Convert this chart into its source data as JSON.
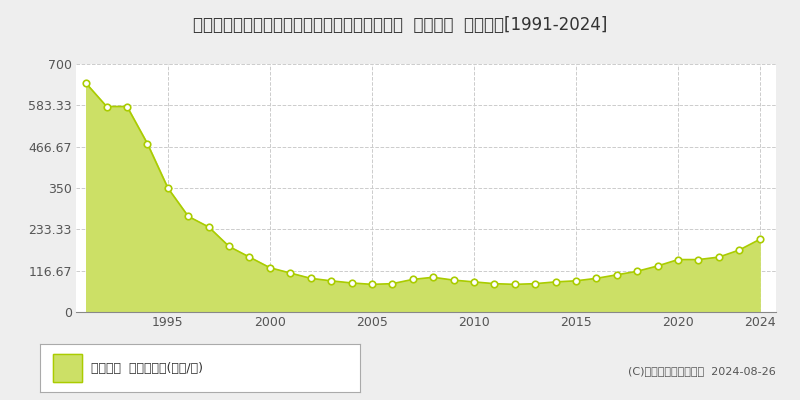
{
  "title": "北海道札幌市中央区南４条東２丁目１１番２外  地価公示  地価推移[1991-2024]",
  "years": [
    1991,
    1992,
    1993,
    1994,
    1995,
    1996,
    1997,
    1998,
    1999,
    2000,
    2001,
    2002,
    2003,
    2004,
    2005,
    2006,
    2007,
    2008,
    2009,
    2010,
    2011,
    2012,
    2013,
    2014,
    2015,
    2016,
    2017,
    2018,
    2019,
    2020,
    2021,
    2022,
    2023,
    2024
  ],
  "values": [
    645,
    580,
    580,
    475,
    350,
    270,
    240,
    185,
    155,
    125,
    110,
    95,
    88,
    82,
    78,
    80,
    92,
    98,
    90,
    85,
    80,
    78,
    80,
    85,
    88,
    95,
    105,
    115,
    130,
    148,
    148,
    155,
    175,
    205
  ],
  "line_color": "#aacc00",
  "fill_color": "#cce066",
  "marker_face_color": "#ffffff",
  "marker_edge_color": "#aacc00",
  "bg_color": "#eeeeee",
  "plot_bg_color": "#ffffff",
  "grid_color": "#cccccc",
  "yticks": [
    0,
    116.67,
    233.33,
    350,
    466.67,
    583.33,
    700
  ],
  "ytick_labels": [
    "0",
    "116.67",
    "233.33",
    "350",
    "466.67",
    "583.33",
    "700"
  ],
  "ylim": [
    0,
    700
  ],
  "xlim": [
    1990.5,
    2024.8
  ],
  "xticks": [
    1995,
    2000,
    2005,
    2010,
    2015,
    2020,
    2024
  ],
  "legend_label": "地価公示  平均嵪単価(万円/嵪)",
  "copyright": "(C)土地価格ドットコム  2024-08-26",
  "title_fontsize": 12,
  "tick_fontsize": 9,
  "legend_fontsize": 9,
  "copyright_fontsize": 8
}
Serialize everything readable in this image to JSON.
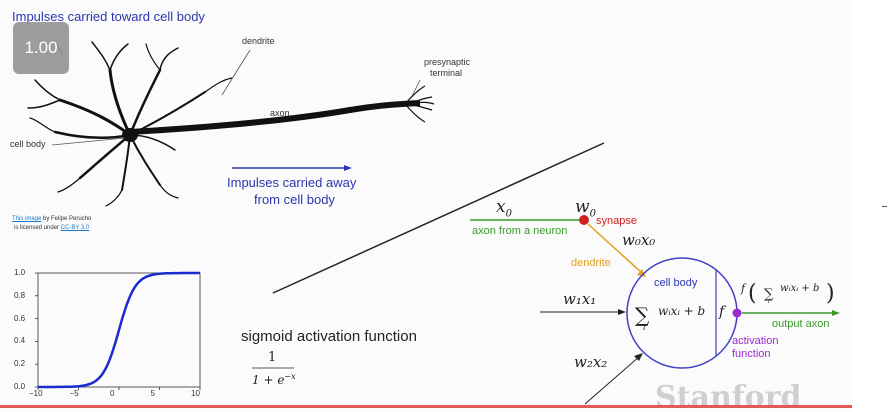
{
  "player": {
    "speed_label": "1.00",
    "progress_fraction": 1.0
  },
  "neuron": {
    "impulses_toward": "Impulses carried toward cell body",
    "dendrite": "dendrite",
    "presynaptic_1": "presynaptic",
    "presynaptic_2": "terminal",
    "axon": "axon",
    "cell_body": "cell body",
    "impulses_away_1": "Impulses carried away",
    "impulses_away_2": "from cell body",
    "credit_link": "This image",
    "credit_text1": " by Felipe Perucho",
    "credit_text2": "is licensed under ",
    "credit_license": "CC-BY 3.0"
  },
  "sigmoid": {
    "title": "sigmoid activation function",
    "numerator": "1",
    "denominator": "1 + e",
    "exponent": "−x"
  },
  "model": {
    "x0": "x",
    "x0_sub": "0",
    "w0": "w",
    "w0_sub": "0",
    "synapse": "synapse",
    "axon_from": "axon from a neuron",
    "w0x0": "w₀x₀",
    "dendrite": "dendrite",
    "cell_body": "cell body",
    "w1x1": "w₁x₁",
    "sum_expr": "wᵢxᵢ + b",
    "sum_index": "i",
    "f_label": "f",
    "f_expr": "wᵢxᵢ + b",
    "output_axon": "output axon",
    "activation_1": "activation",
    "activation_2": "function",
    "w2x2": "w₂x₂"
  },
  "watermark": "Stanford",
  "colors": {
    "blue_text": "#2a36b0",
    "curve": "#1a2ad0",
    "green": "#3a9a2a",
    "orange": "#e0a020",
    "red": "#d02020",
    "purple": "#9a2ad0",
    "circle": "#4040c0"
  },
  "chart_data": {
    "type": "line",
    "title": "",
    "xlabel": "",
    "ylabel": "",
    "xlim": [
      -10,
      10
    ],
    "ylim": [
      0.0,
      1.0
    ],
    "x_ticks": [
      "−10",
      "−5",
      "0",
      "5",
      "10"
    ],
    "y_ticks": [
      "0.0",
      "0.2",
      "0.4",
      "0.6",
      "0.8",
      "1.0"
    ],
    "series": [
      {
        "name": "sigmoid",
        "function": "1/(1+exp(-x))"
      }
    ]
  }
}
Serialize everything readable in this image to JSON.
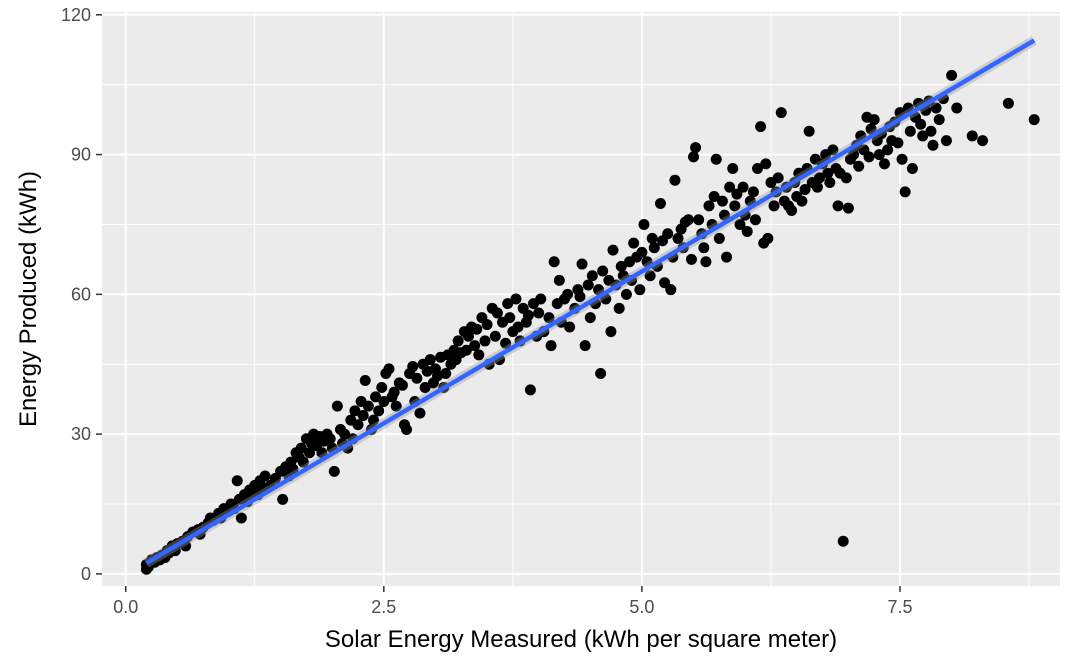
{
  "chart_data": {
    "type": "scatter",
    "title": "",
    "xlabel": "Solar Energy Measured (kWh per square meter)",
    "ylabel": "Energy Produced (kWh)",
    "xlim": [
      -0.23,
      9.05
    ],
    "ylim": [
      -2.6,
      120.6
    ],
    "x_ticks": [
      0.0,
      2.5,
      5.0,
      7.5
    ],
    "x_tick_labels": [
      "0.0",
      "2.5",
      "5.0",
      "7.5"
    ],
    "y_ticks": [
      0,
      30,
      60,
      90,
      120
    ],
    "y_tick_labels": [
      "0",
      "30",
      "60",
      "90",
      "120"
    ],
    "grid": true,
    "legend": "none",
    "colors": {
      "panel": "#ebebeb",
      "grid": "#ffffff",
      "point": "#000000",
      "fit_line": "#3366ff",
      "fit_band": "#999999"
    },
    "fit_line": {
      "x": [
        0.2,
        8.8
      ],
      "y": [
        2.3,
        114.5
      ]
    },
    "points": [
      [
        0.2,
        1.0
      ],
      [
        0.2,
        2.0
      ],
      [
        0.22,
        1.5
      ],
      [
        0.25,
        3.0
      ],
      [
        0.28,
        2.5
      ],
      [
        0.3,
        3.5
      ],
      [
        0.33,
        3.0
      ],
      [
        0.35,
        4.0
      ],
      [
        0.38,
        3.5
      ],
      [
        0.4,
        5.0
      ],
      [
        0.42,
        4.5
      ],
      [
        0.45,
        6.0
      ],
      [
        0.48,
        5.0
      ],
      [
        0.5,
        6.5
      ],
      [
        0.55,
        7.0
      ],
      [
        0.58,
        6.0
      ],
      [
        0.6,
        8.0
      ],
      [
        0.65,
        9.0
      ],
      [
        0.7,
        9.5
      ],
      [
        0.72,
        8.5
      ],
      [
        0.75,
        10.0
      ],
      [
        0.8,
        11.0
      ],
      [
        0.82,
        12.0
      ],
      [
        0.85,
        11.5
      ],
      [
        0.9,
        13.0
      ],
      [
        0.92,
        12.0
      ],
      [
        0.95,
        14.0
      ],
      [
        1.0,
        13.5
      ],
      [
        1.02,
        15.0
      ],
      [
        1.05,
        14.0
      ],
      [
        1.08,
        20.0
      ],
      [
        1.1,
        16.0
      ],
      [
        1.12,
        12.0
      ],
      [
        1.15,
        17.0
      ],
      [
        1.18,
        15.5
      ],
      [
        1.2,
        18.0
      ],
      [
        1.22,
        16.5
      ],
      [
        1.25,
        19.0
      ],
      [
        1.28,
        17.0
      ],
      [
        1.3,
        20.0
      ],
      [
        1.32,
        18.5
      ],
      [
        1.35,
        21.0
      ],
      [
        1.4,
        19.0
      ],
      [
        1.45,
        20.5
      ],
      [
        1.5,
        22.0
      ],
      [
        1.52,
        16.0
      ],
      [
        1.55,
        23.0
      ],
      [
        1.58,
        21.0
      ],
      [
        1.6,
        24.0
      ],
      [
        1.62,
        22.5
      ],
      [
        1.65,
        26.0
      ],
      [
        1.68,
        25.0
      ],
      [
        1.7,
        27.0
      ],
      [
        1.72,
        24.0
      ],
      [
        1.75,
        29.0
      ],
      [
        1.78,
        26.0
      ],
      [
        1.8,
        28.0
      ],
      [
        1.82,
        30.0
      ],
      [
        1.85,
        27.5
      ],
      [
        1.88,
        29.5
      ],
      [
        1.9,
        26.0
      ],
      [
        1.92,
        28.5
      ],
      [
        1.95,
        30.0
      ],
      [
        1.98,
        29.0
      ],
      [
        2.0,
        27.0
      ],
      [
        2.02,
        22.0
      ],
      [
        2.05,
        36.0
      ],
      [
        2.08,
        31.0
      ],
      [
        2.1,
        28.0
      ],
      [
        2.12,
        30.0
      ],
      [
        2.15,
        27.0
      ],
      [
        2.18,
        33.0
      ],
      [
        2.2,
        29.0
      ],
      [
        2.22,
        35.0
      ],
      [
        2.25,
        32.0
      ],
      [
        2.28,
        37.0
      ],
      [
        2.3,
        34.0
      ],
      [
        2.32,
        41.5
      ],
      [
        2.35,
        36.0
      ],
      [
        2.38,
        31.0
      ],
      [
        2.4,
        33.0
      ],
      [
        2.42,
        38.0
      ],
      [
        2.45,
        35.0
      ],
      [
        2.48,
        40.0
      ],
      [
        2.5,
        37.0
      ],
      [
        2.52,
        43.0
      ],
      [
        2.55,
        44.0
      ],
      [
        2.58,
        38.0
      ],
      [
        2.6,
        39.0
      ],
      [
        2.62,
        36.0
      ],
      [
        2.65,
        41.0
      ],
      [
        2.68,
        40.5
      ],
      [
        2.7,
        32.0
      ],
      [
        2.72,
        31.0
      ],
      [
        2.75,
        43.0
      ],
      [
        2.78,
        44.5
      ],
      [
        2.8,
        37.0
      ],
      [
        2.82,
        42.0
      ],
      [
        2.85,
        34.5
      ],
      [
        2.88,
        45.0
      ],
      [
        2.9,
        40.0
      ],
      [
        2.92,
        43.5
      ],
      [
        2.95,
        46.0
      ],
      [
        2.98,
        41.0
      ],
      [
        3.0,
        44.0
      ],
      [
        3.02,
        42.5
      ],
      [
        3.05,
        46.5
      ],
      [
        3.08,
        40.0
      ],
      [
        3.1,
        43.0
      ],
      [
        3.12,
        47.0
      ],
      [
        3.15,
        45.0
      ],
      [
        3.18,
        48.0
      ],
      [
        3.2,
        46.0
      ],
      [
        3.22,
        50.0
      ],
      [
        3.25,
        47.5
      ],
      [
        3.28,
        52.0
      ],
      [
        3.3,
        48.0
      ],
      [
        3.32,
        51.0
      ],
      [
        3.35,
        53.0
      ],
      [
        3.38,
        49.0
      ],
      [
        3.4,
        52.5
      ],
      [
        3.42,
        47.0
      ],
      [
        3.45,
        55.0
      ],
      [
        3.48,
        50.0
      ],
      [
        3.5,
        53.5
      ],
      [
        3.52,
        45.0
      ],
      [
        3.55,
        57.0
      ],
      [
        3.58,
        51.0
      ],
      [
        3.6,
        56.0
      ],
      [
        3.62,
        46.0
      ],
      [
        3.65,
        54.0
      ],
      [
        3.68,
        49.5
      ],
      [
        3.7,
        58.0
      ],
      [
        3.72,
        55.0
      ],
      [
        3.75,
        52.0
      ],
      [
        3.78,
        59.0
      ],
      [
        3.8,
        53.0
      ],
      [
        3.82,
        50.0
      ],
      [
        3.85,
        57.0
      ],
      [
        3.88,
        54.0
      ],
      [
        3.9,
        55.5
      ],
      [
        3.92,
        39.5
      ],
      [
        3.95,
        58.0
      ],
      [
        3.98,
        51.0
      ],
      [
        4.0,
        56.0
      ],
      [
        4.02,
        59.0
      ],
      [
        4.05,
        52.0
      ],
      [
        4.1,
        55.0
      ],
      [
        4.12,
        49.0
      ],
      [
        4.15,
        67.0
      ],
      [
        4.18,
        58.0
      ],
      [
        4.2,
        63.0
      ],
      [
        4.22,
        54.0
      ],
      [
        4.25,
        59.0
      ],
      [
        4.28,
        60.0
      ],
      [
        4.3,
        53.0
      ],
      [
        4.35,
        57.0
      ],
      [
        4.38,
        61.0
      ],
      [
        4.4,
        59.5
      ],
      [
        4.42,
        66.5
      ],
      [
        4.45,
        49.0
      ],
      [
        4.48,
        62.0
      ],
      [
        4.5,
        55.0
      ],
      [
        4.52,
        64.0
      ],
      [
        4.55,
        58.0
      ],
      [
        4.58,
        61.0
      ],
      [
        4.6,
        43.0
      ],
      [
        4.62,
        65.0
      ],
      [
        4.65,
        59.0
      ],
      [
        4.68,
        63.0
      ],
      [
        4.7,
        52.0
      ],
      [
        4.72,
        69.5
      ],
      [
        4.75,
        62.0
      ],
      [
        4.78,
        57.0
      ],
      [
        4.8,
        66.0
      ],
      [
        4.82,
        64.0
      ],
      [
        4.85,
        60.0
      ],
      [
        4.88,
        67.0
      ],
      [
        4.9,
        63.0
      ],
      [
        4.92,
        71.0
      ],
      [
        4.95,
        68.0
      ],
      [
        4.98,
        61.0
      ],
      [
        5.0,
        69.0
      ],
      [
        5.02,
        75.0
      ],
      [
        5.05,
        67.0
      ],
      [
        5.08,
        64.0
      ],
      [
        5.1,
        72.0
      ],
      [
        5.12,
        70.0
      ],
      [
        5.15,
        66.0
      ],
      [
        5.18,
        79.5
      ],
      [
        5.2,
        71.5
      ],
      [
        5.22,
        62.5
      ],
      [
        5.25,
        73.0
      ],
      [
        5.28,
        61.0
      ],
      [
        5.3,
        68.0
      ],
      [
        5.32,
        84.5
      ],
      [
        5.35,
        72.0
      ],
      [
        5.38,
        74.0
      ],
      [
        5.4,
        70.0
      ],
      [
        5.42,
        75.5
      ],
      [
        5.45,
        76.0
      ],
      [
        5.48,
        67.5
      ],
      [
        5.5,
        89.5
      ],
      [
        5.52,
        91.5
      ],
      [
        5.55,
        76.0
      ],
      [
        5.58,
        73.0
      ],
      [
        5.6,
        70.0
      ],
      [
        5.62,
        67.0
      ],
      [
        5.65,
        79.0
      ],
      [
        5.68,
        75.0
      ],
      [
        5.7,
        81.0
      ],
      [
        5.72,
        89.0
      ],
      [
        5.75,
        72.0
      ],
      [
        5.78,
        80.0
      ],
      [
        5.8,
        77.0
      ],
      [
        5.82,
        68.0
      ],
      [
        5.85,
        83.0
      ],
      [
        5.88,
        87.0
      ],
      [
        5.9,
        79.0
      ],
      [
        5.92,
        81.5
      ],
      [
        5.95,
        75.0
      ],
      [
        5.98,
        83.0
      ],
      [
        6.0,
        77.0
      ],
      [
        6.02,
        73.5
      ],
      [
        6.05,
        80.0
      ],
      [
        6.08,
        82.0
      ],
      [
        6.1,
        76.0
      ],
      [
        6.12,
        87.0
      ],
      [
        6.15,
        96.0
      ],
      [
        6.18,
        71.0
      ],
      [
        6.2,
        88.0
      ],
      [
        6.22,
        72.0
      ],
      [
        6.25,
        84.0
      ],
      [
        6.28,
        79.0
      ],
      [
        6.3,
        82.0
      ],
      [
        6.32,
        85.0
      ],
      [
        6.35,
        99.0
      ],
      [
        6.38,
        80.0
      ],
      [
        6.4,
        83.0
      ],
      [
        6.42,
        79.0
      ],
      [
        6.45,
        78.0
      ],
      [
        6.48,
        84.0
      ],
      [
        6.5,
        81.0
      ],
      [
        6.52,
        86.0
      ],
      [
        6.55,
        80.0
      ],
      [
        6.58,
        82.5
      ],
      [
        6.6,
        87.0
      ],
      [
        6.62,
        95.0
      ],
      [
        6.65,
        84.0
      ],
      [
        6.68,
        89.0
      ],
      [
        6.7,
        83.0
      ],
      [
        6.72,
        85.0
      ],
      [
        6.75,
        88.0
      ],
      [
        6.78,
        90.0
      ],
      [
        6.8,
        86.0
      ],
      [
        6.82,
        84.0
      ],
      [
        6.85,
        91.0
      ],
      [
        6.88,
        87.0
      ],
      [
        6.9,
        79.0
      ],
      [
        6.92,
        86.0
      ],
      [
        6.95,
        7.0
      ],
      [
        6.98,
        85.0
      ],
      [
        7.0,
        78.5
      ],
      [
        7.02,
        89.0
      ],
      [
        7.05,
        90.0
      ],
      [
        7.08,
        92.0
      ],
      [
        7.1,
        87.5
      ],
      [
        7.12,
        94.0
      ],
      [
        7.15,
        91.0
      ],
      [
        7.18,
        98.0
      ],
      [
        7.2,
        89.5
      ],
      [
        7.22,
        95.5
      ],
      [
        7.25,
        97.5
      ],
      [
        7.28,
        93.0
      ],
      [
        7.3,
        90.0
      ],
      [
        7.32,
        94.5
      ],
      [
        7.35,
        88.0
      ],
      [
        7.38,
        91.0
      ],
      [
        7.4,
        96.0
      ],
      [
        7.42,
        93.0
      ],
      [
        7.45,
        97.0
      ],
      [
        7.48,
        92.5
      ],
      [
        7.5,
        99.0
      ],
      [
        7.52,
        89.0
      ],
      [
        7.55,
        82.0
      ],
      [
        7.58,
        100.0
      ],
      [
        7.6,
        95.0
      ],
      [
        7.62,
        87.0
      ],
      [
        7.65,
        98.0
      ],
      [
        7.68,
        101.0
      ],
      [
        7.7,
        96.5
      ],
      [
        7.72,
        94.0
      ],
      [
        7.75,
        99.5
      ],
      [
        7.78,
        101.5
      ],
      [
        7.8,
        95.0
      ],
      [
        7.82,
        92.0
      ],
      [
        7.85,
        100.0
      ],
      [
        7.88,
        97.5
      ],
      [
        7.92,
        102.0
      ],
      [
        7.95,
        93.0
      ],
      [
        8.0,
        107.0
      ],
      [
        8.05,
        100.0
      ],
      [
        8.2,
        94.0
      ],
      [
        8.3,
        93.0
      ],
      [
        8.55,
        101.0
      ],
      [
        8.8,
        97.5
      ]
    ]
  }
}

**WRITTEN EXERCISE**
Pull out all lines from the listing that contain the string "axon".

**REPLY TO THE EXERCISE**
    "axon": "axon",
    "axon_from": "axon from a neuron",
    "output_axon": "output axon",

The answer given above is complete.